§ **Written exercise**
Repeat the full listing, word for word.

++++++++++++++++++++

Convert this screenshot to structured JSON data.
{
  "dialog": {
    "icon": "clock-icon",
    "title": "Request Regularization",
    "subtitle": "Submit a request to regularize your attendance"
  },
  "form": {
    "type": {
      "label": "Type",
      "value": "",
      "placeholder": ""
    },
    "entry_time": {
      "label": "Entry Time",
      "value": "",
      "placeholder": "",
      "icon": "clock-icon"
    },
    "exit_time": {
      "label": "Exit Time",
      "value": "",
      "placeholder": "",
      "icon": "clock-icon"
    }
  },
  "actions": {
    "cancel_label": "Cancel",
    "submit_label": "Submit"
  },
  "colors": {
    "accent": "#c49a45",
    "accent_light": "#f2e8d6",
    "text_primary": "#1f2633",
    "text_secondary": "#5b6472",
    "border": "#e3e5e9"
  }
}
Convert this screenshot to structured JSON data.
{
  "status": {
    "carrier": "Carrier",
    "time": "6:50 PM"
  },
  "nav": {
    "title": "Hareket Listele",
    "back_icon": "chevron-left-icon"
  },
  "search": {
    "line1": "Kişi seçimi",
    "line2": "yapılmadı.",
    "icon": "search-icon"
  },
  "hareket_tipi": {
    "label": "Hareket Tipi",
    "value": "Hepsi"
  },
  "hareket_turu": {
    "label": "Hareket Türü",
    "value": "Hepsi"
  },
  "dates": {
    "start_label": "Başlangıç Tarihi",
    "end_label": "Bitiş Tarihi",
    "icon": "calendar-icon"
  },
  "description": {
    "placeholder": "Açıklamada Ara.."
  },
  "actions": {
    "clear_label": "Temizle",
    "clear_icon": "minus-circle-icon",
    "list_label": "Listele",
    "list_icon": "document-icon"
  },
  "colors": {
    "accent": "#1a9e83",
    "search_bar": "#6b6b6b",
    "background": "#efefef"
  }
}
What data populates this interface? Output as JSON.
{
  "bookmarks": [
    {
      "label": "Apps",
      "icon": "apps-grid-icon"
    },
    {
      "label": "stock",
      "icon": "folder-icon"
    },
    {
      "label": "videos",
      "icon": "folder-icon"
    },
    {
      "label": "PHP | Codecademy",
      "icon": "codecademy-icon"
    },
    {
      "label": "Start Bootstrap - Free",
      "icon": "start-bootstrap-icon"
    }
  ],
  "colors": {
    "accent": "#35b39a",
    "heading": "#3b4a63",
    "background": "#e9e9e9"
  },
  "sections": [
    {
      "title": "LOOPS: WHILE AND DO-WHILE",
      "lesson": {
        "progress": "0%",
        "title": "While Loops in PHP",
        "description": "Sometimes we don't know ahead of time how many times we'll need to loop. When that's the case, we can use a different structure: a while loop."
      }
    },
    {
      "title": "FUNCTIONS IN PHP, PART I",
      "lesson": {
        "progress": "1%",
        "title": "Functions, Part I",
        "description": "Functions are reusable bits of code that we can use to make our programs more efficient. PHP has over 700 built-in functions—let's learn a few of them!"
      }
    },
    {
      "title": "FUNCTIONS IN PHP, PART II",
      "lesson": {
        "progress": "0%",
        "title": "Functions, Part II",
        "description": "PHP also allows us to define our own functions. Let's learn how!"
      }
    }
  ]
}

++++++++++++++++++++

§ **Solved exercise**
Convert this screenshot to structured JSON data.
{
  "dialog": {
    "icon": "clock-icon",
    "title": "Request Regularization",
    "subtitle": "Submit a request to regularize your attendance"
  },
  "form": {
    "type": {
      "label": "Type",
      "value": "",
      "placeholder": ""
    },
    "entry_time": {
      "label": "Entry Time",
      "value": "",
      "placeholder": "",
      "icon": "clock-icon"
    },
    "exit_time": {
      "label": "Exit Time",
      "value": "",
      "placeholder": "",
      "icon": "clock-icon"
    }
  },
  "actions": {
    "cancel_label": "Cancel",
    "submit_label": "Submit"
  },
  "colors": {
    "accent": "#c49a45",
    "accent_light": "#f2e8d6",
    "text_primary": "#1f2633",
    "text_secondary": "#5b6472",
    "border": "#e3e5e9"
  }
}
Convert this screenshot to structured JSON data.
{
  "status": {
    "carrier": "Carrier",
    "time": "6:50 PM"
  },
  "nav": {
    "title": "Hareket Listele",
    "back_icon": "chevron-left-icon"
  },
  "search": {
    "line1": "Kişi seçimi",
    "line2": "yapılmadı.",
    "icon": "search-icon"
  },
  "hareket_tipi": {
    "label": "Hareket Tipi",
    "value": "Hepsi"
  },
  "hareket_turu": {
    "label": "Hareket Türü",
    "value": "Hepsi"
  },
  "dates": {
    "start_label": "Başlangıç Tarihi",
    "end_label": "Bitiş Tarihi",
    "icon": "calendar-icon"
  },
  "description": {
    "placeholder": "Açıklamada Ara.."
  },
  "actions": {
    "clear_label": "Temizle",
    "clear_icon": "minus-circle-icon",
    "list_label": "Listele",
    "list_icon": "document-icon"
  },
  "colors": {
    "accent": "#1a9e83",
    "search_bar": "#6b6b6b",
    "background": "#efefef"
  }
}
What data populates this interface? Output as JSON.
{
  "bookmarks": [
    {
      "label": "Apps",
      "icon": "apps-grid-icon"
    },
    {
      "label": "stock",
      "icon": "folder-icon"
    },
    {
      "label": "videos",
      "icon": "folder-icon"
    },
    {
      "label": "PHP | Codecademy",
      "icon": "codecademy-icon"
    },
    {
      "label": "Start Bootstrap - Free",
      "icon": "start-bootstrap-icon"
    }
  ],
  "colors": {
    "accent": "#35b39a",
    "heading": "#3b4a63",
    "background": "#e9e9e9"
  },
  "sections": [
    {
      "title": "LOOPS: WHILE AND DO-WHILE",
      "lesson": {
        "progress": "0%",
        "title": "While Loops in PHP",
        "description": "Sometimes we don't know ahead of time how many times we'll need to loop. When that's the case, we can use a different structure: a while loop."
      }
    },
    {
      "title": "FUNCTIONS IN PHP, PART I",
      "lesson": {
        "progress": "1%",
        "title": "Functions, Part I",
        "description": "Functions are reusable bits of code that we can use to make our programs more efficient. PHP has over 700 built-in functions—let's learn a few of them!"
      }
    },
    {
      "title": "FUNCTIONS IN PHP, PART II",
      "lesson": {
        "progress": "0%",
        "title": "Functions, Part II",
        "description": "PHP also allows us to define our own functions. Let's learn how!"
      }
    }
  ]
}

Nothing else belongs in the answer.